**Task requirements:** Go through the data below and gather each line containing "title".
....................
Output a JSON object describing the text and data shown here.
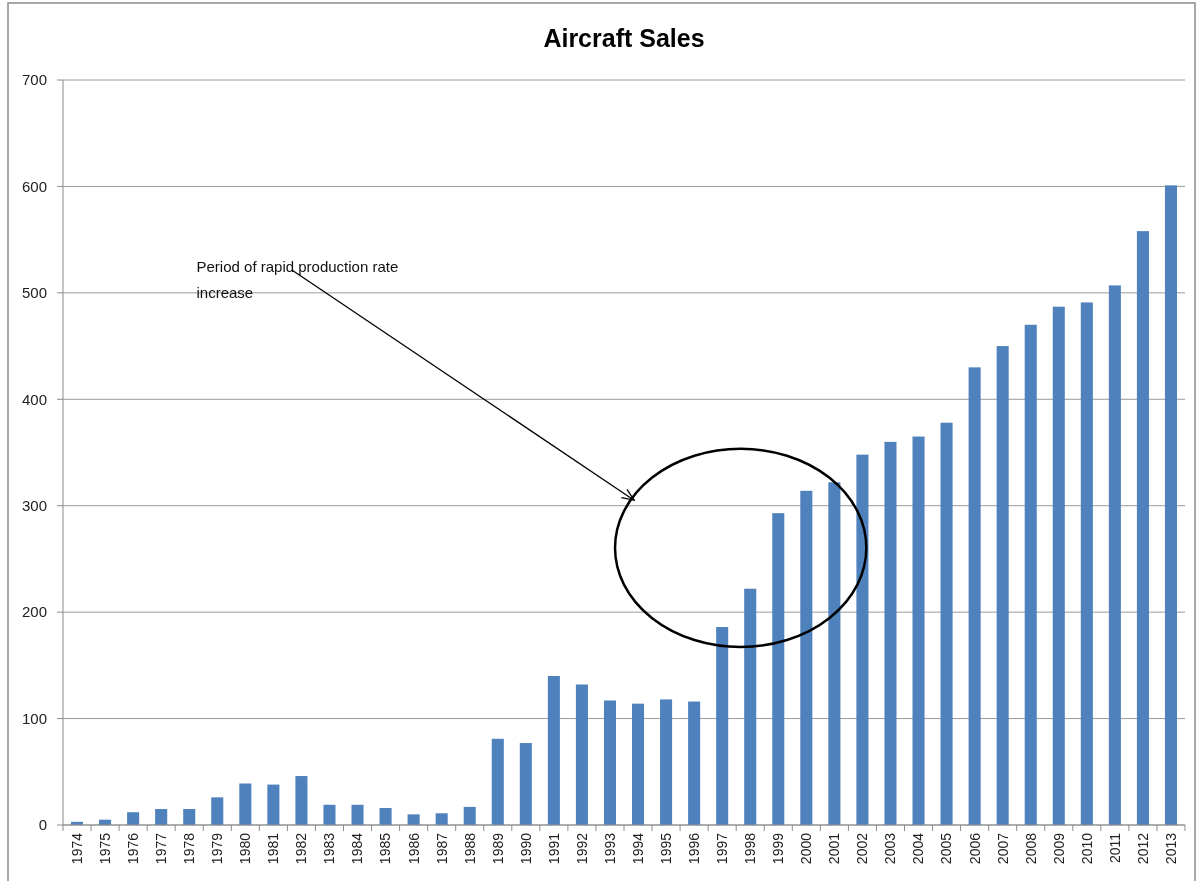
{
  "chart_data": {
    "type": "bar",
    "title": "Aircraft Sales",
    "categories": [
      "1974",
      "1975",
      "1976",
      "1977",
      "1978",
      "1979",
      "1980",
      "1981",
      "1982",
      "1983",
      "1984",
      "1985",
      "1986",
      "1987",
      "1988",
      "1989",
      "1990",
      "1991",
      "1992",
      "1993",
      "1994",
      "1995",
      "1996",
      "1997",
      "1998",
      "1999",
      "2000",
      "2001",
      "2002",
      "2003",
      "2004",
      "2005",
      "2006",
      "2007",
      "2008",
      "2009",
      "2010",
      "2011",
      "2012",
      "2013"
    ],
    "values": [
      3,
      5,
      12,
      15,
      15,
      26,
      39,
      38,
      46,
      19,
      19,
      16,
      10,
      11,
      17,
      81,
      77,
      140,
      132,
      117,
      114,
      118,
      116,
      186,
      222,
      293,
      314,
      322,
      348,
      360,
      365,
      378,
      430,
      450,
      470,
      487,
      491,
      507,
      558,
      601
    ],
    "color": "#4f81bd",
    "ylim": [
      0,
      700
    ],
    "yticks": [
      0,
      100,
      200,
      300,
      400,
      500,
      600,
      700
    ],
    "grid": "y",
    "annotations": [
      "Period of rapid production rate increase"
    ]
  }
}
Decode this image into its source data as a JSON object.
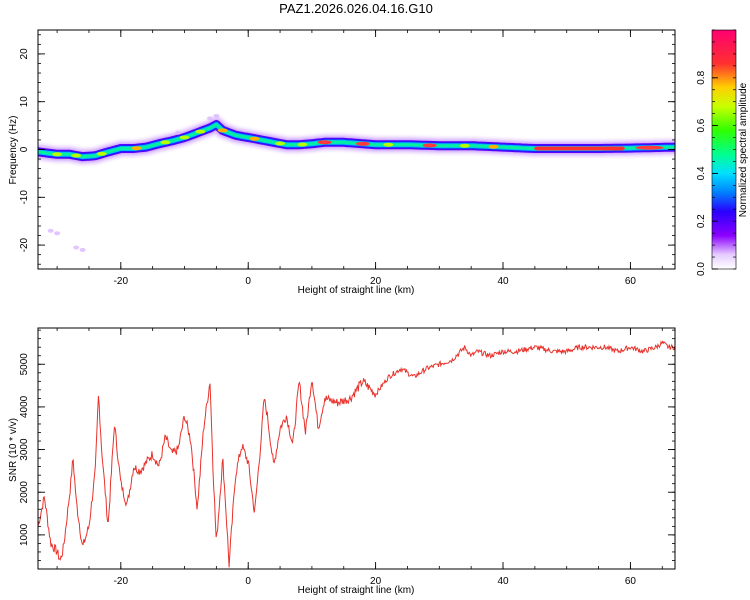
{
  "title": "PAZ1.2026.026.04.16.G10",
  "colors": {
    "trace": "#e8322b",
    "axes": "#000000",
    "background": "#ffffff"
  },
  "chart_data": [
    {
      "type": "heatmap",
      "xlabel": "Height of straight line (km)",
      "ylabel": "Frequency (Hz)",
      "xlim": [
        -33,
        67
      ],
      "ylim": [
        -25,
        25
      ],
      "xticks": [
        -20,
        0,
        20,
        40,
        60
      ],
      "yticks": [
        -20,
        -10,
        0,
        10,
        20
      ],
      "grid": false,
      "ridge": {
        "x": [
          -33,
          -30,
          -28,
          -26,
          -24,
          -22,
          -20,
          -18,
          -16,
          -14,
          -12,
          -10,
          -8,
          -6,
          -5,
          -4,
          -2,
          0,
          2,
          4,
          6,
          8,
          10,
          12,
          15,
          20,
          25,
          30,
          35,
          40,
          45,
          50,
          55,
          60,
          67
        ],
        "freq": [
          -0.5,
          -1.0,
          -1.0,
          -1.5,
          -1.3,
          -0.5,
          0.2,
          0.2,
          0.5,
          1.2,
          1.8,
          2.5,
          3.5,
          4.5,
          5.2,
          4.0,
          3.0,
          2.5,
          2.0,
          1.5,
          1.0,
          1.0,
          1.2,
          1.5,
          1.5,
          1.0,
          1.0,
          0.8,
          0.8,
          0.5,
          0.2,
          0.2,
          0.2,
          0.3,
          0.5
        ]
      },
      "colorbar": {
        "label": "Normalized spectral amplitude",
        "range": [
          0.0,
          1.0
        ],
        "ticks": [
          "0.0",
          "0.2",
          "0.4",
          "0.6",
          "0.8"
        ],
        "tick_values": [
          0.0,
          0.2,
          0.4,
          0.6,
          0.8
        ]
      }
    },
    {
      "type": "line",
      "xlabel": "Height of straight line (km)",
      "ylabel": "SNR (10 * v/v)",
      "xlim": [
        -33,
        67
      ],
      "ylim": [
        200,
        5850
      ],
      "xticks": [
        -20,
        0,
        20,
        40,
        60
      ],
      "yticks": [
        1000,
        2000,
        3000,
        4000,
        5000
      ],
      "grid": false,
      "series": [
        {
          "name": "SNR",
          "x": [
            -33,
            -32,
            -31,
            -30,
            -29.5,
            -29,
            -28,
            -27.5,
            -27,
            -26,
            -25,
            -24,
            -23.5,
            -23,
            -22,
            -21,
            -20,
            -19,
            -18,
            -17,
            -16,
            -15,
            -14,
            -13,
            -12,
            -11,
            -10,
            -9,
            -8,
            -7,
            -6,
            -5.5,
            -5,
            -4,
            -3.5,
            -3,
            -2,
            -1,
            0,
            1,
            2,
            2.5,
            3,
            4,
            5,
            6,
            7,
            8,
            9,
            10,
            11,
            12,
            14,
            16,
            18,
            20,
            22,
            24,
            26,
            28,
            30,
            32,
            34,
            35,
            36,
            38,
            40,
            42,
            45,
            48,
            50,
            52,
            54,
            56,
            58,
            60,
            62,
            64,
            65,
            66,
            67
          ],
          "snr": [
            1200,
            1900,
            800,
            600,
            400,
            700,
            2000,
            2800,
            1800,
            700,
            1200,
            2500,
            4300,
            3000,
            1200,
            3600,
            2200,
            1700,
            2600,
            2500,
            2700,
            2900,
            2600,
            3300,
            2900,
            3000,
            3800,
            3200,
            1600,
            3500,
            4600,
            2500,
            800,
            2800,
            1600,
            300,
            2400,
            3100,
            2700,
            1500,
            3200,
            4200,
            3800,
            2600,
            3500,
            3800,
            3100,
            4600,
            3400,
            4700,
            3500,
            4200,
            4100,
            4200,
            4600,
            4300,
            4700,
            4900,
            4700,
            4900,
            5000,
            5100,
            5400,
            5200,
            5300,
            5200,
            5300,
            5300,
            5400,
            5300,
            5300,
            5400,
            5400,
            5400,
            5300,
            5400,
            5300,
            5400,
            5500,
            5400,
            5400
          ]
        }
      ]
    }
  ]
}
....................
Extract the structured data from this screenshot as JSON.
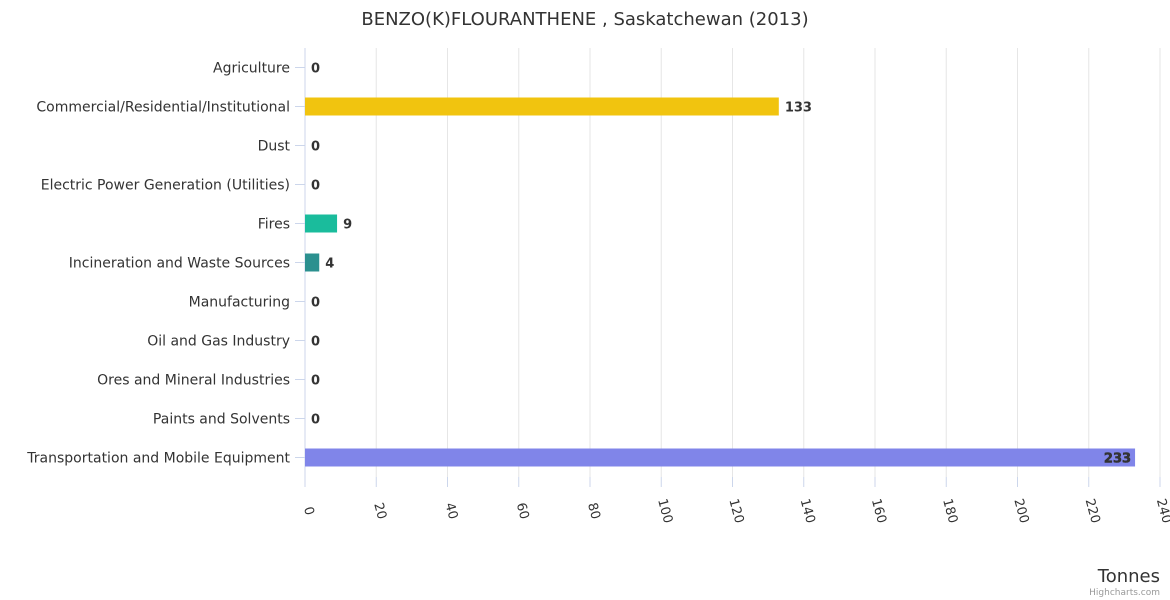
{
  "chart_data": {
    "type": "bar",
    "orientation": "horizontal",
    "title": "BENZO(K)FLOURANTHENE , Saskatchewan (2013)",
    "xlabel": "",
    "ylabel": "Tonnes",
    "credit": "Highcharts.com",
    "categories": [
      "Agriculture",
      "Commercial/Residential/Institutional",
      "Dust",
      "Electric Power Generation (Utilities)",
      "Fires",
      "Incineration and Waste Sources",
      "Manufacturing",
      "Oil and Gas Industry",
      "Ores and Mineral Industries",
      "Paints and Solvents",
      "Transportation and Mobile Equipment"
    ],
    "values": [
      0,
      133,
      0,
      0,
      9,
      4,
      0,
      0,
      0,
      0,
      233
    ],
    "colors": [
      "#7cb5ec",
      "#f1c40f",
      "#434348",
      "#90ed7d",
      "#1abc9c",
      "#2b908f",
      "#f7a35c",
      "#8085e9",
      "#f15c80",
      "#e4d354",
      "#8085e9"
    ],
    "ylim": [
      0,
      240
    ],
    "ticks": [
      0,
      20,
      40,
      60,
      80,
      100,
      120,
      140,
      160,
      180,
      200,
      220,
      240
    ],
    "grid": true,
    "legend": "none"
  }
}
....................
**Output:**
    "title": "Aircraft Sales",
  "title": "PAZ1.2026.026.04.16.G10",
    "title": "BENZO(K)FLOURANTHENE , Saskatchewan (2013)",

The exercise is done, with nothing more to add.